**AIM**
Write each line out again exactly as written.

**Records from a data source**
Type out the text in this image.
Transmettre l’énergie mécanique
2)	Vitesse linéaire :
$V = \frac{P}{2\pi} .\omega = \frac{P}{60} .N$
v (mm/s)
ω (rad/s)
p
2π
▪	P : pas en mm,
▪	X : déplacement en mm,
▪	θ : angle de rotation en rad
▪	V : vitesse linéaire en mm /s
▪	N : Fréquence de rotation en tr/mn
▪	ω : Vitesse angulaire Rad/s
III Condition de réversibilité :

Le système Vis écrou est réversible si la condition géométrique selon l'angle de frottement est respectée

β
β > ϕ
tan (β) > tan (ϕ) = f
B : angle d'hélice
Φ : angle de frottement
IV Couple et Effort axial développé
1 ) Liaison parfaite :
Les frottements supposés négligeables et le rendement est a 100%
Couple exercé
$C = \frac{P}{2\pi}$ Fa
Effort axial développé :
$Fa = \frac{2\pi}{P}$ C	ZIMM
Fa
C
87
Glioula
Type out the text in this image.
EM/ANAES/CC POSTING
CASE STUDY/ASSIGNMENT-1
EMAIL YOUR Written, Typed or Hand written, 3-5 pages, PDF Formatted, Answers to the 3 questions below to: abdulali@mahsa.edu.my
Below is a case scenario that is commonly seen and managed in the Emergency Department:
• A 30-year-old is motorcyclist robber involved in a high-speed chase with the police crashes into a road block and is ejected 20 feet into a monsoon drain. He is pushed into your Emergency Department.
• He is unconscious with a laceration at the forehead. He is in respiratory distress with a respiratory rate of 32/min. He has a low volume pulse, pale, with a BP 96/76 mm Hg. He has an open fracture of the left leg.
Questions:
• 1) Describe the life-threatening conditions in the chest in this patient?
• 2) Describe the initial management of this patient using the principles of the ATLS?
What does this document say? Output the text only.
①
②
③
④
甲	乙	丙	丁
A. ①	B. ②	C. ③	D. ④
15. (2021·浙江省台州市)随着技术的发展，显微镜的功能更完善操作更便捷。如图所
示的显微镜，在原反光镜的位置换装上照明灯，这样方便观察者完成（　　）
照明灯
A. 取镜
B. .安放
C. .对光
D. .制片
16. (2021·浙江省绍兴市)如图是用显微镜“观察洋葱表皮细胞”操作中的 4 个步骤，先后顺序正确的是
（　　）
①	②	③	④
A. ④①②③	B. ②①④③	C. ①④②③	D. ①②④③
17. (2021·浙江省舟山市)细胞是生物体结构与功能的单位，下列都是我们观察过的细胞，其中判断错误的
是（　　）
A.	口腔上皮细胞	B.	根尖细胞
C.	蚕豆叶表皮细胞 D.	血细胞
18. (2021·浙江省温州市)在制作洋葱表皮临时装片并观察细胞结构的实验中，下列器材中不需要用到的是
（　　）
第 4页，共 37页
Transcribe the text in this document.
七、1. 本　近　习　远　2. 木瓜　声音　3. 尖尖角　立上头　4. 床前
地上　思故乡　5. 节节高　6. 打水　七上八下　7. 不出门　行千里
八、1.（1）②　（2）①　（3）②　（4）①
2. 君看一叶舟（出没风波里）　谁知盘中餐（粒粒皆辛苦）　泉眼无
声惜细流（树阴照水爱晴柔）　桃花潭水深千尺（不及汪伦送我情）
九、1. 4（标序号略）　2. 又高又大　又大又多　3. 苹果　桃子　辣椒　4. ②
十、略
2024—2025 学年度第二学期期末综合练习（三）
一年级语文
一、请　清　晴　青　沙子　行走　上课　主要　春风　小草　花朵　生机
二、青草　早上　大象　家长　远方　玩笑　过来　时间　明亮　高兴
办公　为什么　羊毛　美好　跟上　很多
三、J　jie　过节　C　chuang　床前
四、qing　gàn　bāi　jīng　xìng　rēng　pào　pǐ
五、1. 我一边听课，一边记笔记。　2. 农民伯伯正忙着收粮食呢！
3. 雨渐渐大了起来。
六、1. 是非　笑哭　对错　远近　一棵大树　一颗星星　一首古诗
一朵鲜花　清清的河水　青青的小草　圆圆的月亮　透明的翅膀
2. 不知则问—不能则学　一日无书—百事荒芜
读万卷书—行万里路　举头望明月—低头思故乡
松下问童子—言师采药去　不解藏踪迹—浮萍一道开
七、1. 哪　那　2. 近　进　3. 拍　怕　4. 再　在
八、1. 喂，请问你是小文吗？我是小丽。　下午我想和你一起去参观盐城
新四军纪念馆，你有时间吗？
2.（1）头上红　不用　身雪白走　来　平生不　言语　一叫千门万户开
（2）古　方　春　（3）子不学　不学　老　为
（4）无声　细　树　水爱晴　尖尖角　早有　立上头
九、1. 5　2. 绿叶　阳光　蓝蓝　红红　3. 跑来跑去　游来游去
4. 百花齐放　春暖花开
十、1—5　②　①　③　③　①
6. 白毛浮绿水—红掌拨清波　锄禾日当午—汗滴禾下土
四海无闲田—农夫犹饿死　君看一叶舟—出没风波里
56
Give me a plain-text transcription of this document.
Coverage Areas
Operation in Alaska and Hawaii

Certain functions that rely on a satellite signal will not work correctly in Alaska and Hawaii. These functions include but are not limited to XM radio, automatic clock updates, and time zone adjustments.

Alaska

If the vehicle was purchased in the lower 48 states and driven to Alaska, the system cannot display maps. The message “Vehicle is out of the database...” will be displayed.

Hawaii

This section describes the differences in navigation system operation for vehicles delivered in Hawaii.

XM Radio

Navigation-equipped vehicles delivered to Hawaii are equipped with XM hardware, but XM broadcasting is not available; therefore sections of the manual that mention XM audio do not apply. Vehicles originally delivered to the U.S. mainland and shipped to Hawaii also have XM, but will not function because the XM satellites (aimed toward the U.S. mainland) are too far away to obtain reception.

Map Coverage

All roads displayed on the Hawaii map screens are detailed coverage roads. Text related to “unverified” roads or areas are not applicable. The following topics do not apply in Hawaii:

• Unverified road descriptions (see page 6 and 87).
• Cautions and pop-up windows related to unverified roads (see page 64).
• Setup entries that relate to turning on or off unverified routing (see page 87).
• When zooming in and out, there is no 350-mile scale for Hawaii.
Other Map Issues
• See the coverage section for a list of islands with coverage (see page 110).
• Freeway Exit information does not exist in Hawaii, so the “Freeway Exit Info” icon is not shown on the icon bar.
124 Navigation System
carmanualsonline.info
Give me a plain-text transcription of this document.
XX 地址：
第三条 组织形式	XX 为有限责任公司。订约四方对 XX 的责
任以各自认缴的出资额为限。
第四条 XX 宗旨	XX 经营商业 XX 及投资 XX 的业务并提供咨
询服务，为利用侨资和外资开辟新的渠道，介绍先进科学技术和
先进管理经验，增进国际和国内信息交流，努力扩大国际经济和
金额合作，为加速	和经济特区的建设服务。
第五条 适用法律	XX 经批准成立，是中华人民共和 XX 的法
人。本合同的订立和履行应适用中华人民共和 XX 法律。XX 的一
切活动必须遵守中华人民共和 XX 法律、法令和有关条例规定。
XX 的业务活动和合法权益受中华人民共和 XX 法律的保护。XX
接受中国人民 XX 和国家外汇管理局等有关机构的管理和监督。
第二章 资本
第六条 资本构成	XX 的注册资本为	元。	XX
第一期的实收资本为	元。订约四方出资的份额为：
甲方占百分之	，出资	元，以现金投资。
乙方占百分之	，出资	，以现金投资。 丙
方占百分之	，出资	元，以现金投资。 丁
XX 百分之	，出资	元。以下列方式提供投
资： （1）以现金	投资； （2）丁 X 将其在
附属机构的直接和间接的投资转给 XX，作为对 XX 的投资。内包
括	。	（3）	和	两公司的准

**WRITTEN RESPONSE**
Type out the text in this image.
Transmettre l’énergie mécanique
2)	Vitesse linéaire :
$V = \frac{P}{2\pi} .\omega = \frac{P}{60} .N$
v (mm/s)
ω (rad/s)
p
2π
▪	P : pas en mm,
▪	X : déplacement en mm,
▪	θ : angle de rotation en rad
▪	V : vitesse linéaire en mm /s
▪	N : Fréquence de rotation en tr/mn
▪	ω : Vitesse angulaire Rad/s
III Condition de réversibilité :

Le système Vis écrou est réversible si la condition géométrique selon l'angle de frottement est respectée

β
β > ϕ
tan (β) > tan (ϕ) = f
B : angle d'hélice
Φ : angle de frottement
IV Couple et Effort axial développé
1 ) Liaison parfaite :
Les frottements supposés négligeables et le rendement est a 100%
Couple exercé
$C = \frac{P}{2\pi}$ Fa
Effort axial développé :
$Fa = \frac{2\pi}{P}$ C	ZIMM
Fa
C
87
Glioula
Type out the text in this image.
EM/ANAES/CC POSTING
CASE STUDY/ASSIGNMENT-1
EMAIL YOUR Written, Typed or Hand written, 3-5 pages, PDF Formatted, Answers to the 3 questions below to: abdulali@mahsa.edu.my
Below is a case scenario that is commonly seen and managed in the Emergency Department:
• A 30-year-old is motorcyclist robber involved in a high-speed chase with the police crashes into a road block and is ejected 20 feet into a monsoon drain. He is pushed into your Emergency Department.
• He is unconscious with a laceration at the forehead. He is in respiratory distress with a respiratory rate of 32/min. He has a low volume pulse, pale, with a BP 96/76 mm Hg. He has an open fracture of the left leg.
Questions:
• 1) Describe the life-threatening conditions in the chest in this patient?
• 2) Describe the initial management of this patient using the principles of the ATLS?
What does this document say? Output the text only.
①
②
③
④
甲	乙	丙	丁
A. ①	B. ②	C. ③	D. ④
15. (2021·浙江省台州市)随着技术的发展，显微镜的功能更完善操作更便捷。如图所
示的显微镜，在原反光镜的位置换装上照明灯，这样方便观察者完成（　　）
照明灯
A. 取镜
B. .安放
C. .对光
D. .制片
16. (2021·浙江省绍兴市)如图是用显微镜“观察洋葱表皮细胞”操作中的 4 个步骤，先后顺序正确的是
（　　）
①	②	③	④
A. ④①②③	B. ②①④③	C. ①④②③	D. ①②④③
17. (2021·浙江省舟山市)细胞是生物体结构与功能的单位，下列都是我们观察过的细胞，其中判断错误的
是（　　）
A.	口腔上皮细胞	B.	根尖细胞
C.	蚕豆叶表皮细胞 D.	血细胞
18. (2021·浙江省温州市)在制作洋葱表皮临时装片并观察细胞结构的实验中，下列器材中不需要用到的是
（　　）
第 4页，共 37页
Transcribe the text in this document.
七、1. 本　近　习　远　2. 木瓜　声音　3. 尖尖角　立上头　4. 床前
地上　思故乡　5. 节节高　6. 打水　七上八下　7. 不出门　行千里
八、1.（1）②　（2）①　（3）②　（4）①
2. 君看一叶舟（出没风波里）　谁知盘中餐（粒粒皆辛苦）　泉眼无
声惜细流（树阴照水爱晴柔）　桃花潭水深千尺（不及汪伦送我情）
九、1. 4（标序号略）　2. 又高又大　又大又多　3. 苹果　桃子　辣椒　4. ②
十、略
2024—2025 学年度第二学期期末综合练习（三）
一年级语文
一、请　清　晴　青　沙子　行走　上课　主要　春风　小草　花朵　生机
二、青草　早上　大象　家长　远方　玩笑　过来　时间　明亮　高兴
办公　为什么　羊毛　美好　跟上　很多
三、J　jie　过节　C　chuang　床前
四、qing　gàn　bāi　jīng　xìng　rēng　pào　pǐ
五、1. 我一边听课，一边记笔记。　2. 农民伯伯正忙着收粮食呢！
3. 雨渐渐大了起来。
六、1. 是非　笑哭　对错　远近　一棵大树　一颗星星　一首古诗
一朵鲜花　清清的河水　青青的小草　圆圆的月亮　透明的翅膀
2. 不知则问—不能则学　一日无书—百事荒芜
读万卷书—行万里路　举头望明月—低头思故乡
松下问童子—言师采药去　不解藏踪迹—浮萍一道开
七、1. 哪　那　2. 近　进　3. 拍　怕　4. 再　在
八、1. 喂，请问你是小文吗？我是小丽。　下午我想和你一起去参观盐城
新四军纪念馆，你有时间吗？
2.（1）头上红　不用　身雪白走　来　平生不　言语　一叫千门万户开
（2）古　方　春　（3）子不学　不学　老　为
（4）无声　细　树　水爱晴　尖尖角　早有　立上头
九、1. 5　2. 绿叶　阳光　蓝蓝　红红　3. 跑来跑去　游来游去
4. 百花齐放　春暖花开
十、1—5　②　①　③　③　①
6. 白毛浮绿水—红掌拨清波　锄禾日当午—汗滴禾下土
四海无闲田—农夫犹饿死　君看一叶舟—出没风波里
56
Give me a plain-text transcription of this document.
Coverage Areas
Operation in Alaska and Hawaii

Certain functions that rely on a satellite signal will not work correctly in Alaska and Hawaii. These functions include but are not limited to XM radio, automatic clock updates, and time zone adjustments.

Alaska

If the vehicle was purchased in the lower 48 states and driven to Alaska, the system cannot display maps. The message “Vehicle is out of the database...” will be displayed.

Hawaii

This section describes the differences in navigation system operation for vehicles delivered in Hawaii.

XM Radio

Navigation-equipped vehicles delivered to Hawaii are equipped with XM hardware, but XM broadcasting is not available; therefore sections of the manual that mention XM audio do not apply. Vehicles originally delivered to the U.S. mainland and shipped to Hawaii also have XM, but will not function because the XM satellites (aimed toward the U.S. mainland) are too far away to obtain reception.

Map Coverage

All roads displayed on the Hawaii map screens are detailed coverage roads. Text related to “unverified” roads or areas are not applicable. The following topics do not apply in Hawaii:

• Unverified road descriptions (see page 6 and 87).
• Cautions and pop-up windows related to unverified roads (see page 64).
• Setup entries that relate to turning on or off unverified routing (see page 87).
• When zooming in and out, there is no 350-mile scale for Hawaii.
Other Map Issues
• See the coverage section for a list of islands with coverage (see page 110).
• Freeway Exit information does not exist in Hawaii, so the “Freeway Exit Info” icon is not shown on the icon bar.
124 Navigation System
carmanualsonline.info
Give me a plain-text transcription of this document.
XX 地址：
第三条 组织形式	XX 为有限责任公司。订约四方对 XX 的责
任以各自认缴的出资额为限。
第四条 XX 宗旨	XX 经营商业 XX 及投资 XX 的业务并提供咨
询服务，为利用侨资和外资开辟新的渠道，介绍先进科学技术和
先进管理经验，增进国际和国内信息交流，努力扩大国际经济和
金额合作，为加速	和经济特区的建设服务。
第五条 适用法律	XX 经批准成立，是中华人民共和 XX 的法
人。本合同的订立和履行应适用中华人民共和 XX 法律。XX 的一
切活动必须遵守中华人民共和 XX 法律、法令和有关条例规定。
XX 的业务活动和合法权益受中华人民共和 XX 法律的保护。XX
接受中国人民 XX 和国家外汇管理局等有关机构的管理和监督。
第二章 资本
第六条 资本构成	XX 的注册资本为	元。	XX
第一期的实收资本为	元。订约四方出资的份额为：
甲方占百分之	，出资	元，以现金投资。
乙方占百分之	，出资	，以现金投资。 丙
方占百分之	，出资	元，以现金投资。 丁
XX 百分之	，出资	元。以下列方式提供投
资： （1）以现金	投资； （2）丁 X 将其在
附属机构的直接和间接的投资转给 XX，作为对 XX 的投资。内包
括	。	（3）	和	两公司的准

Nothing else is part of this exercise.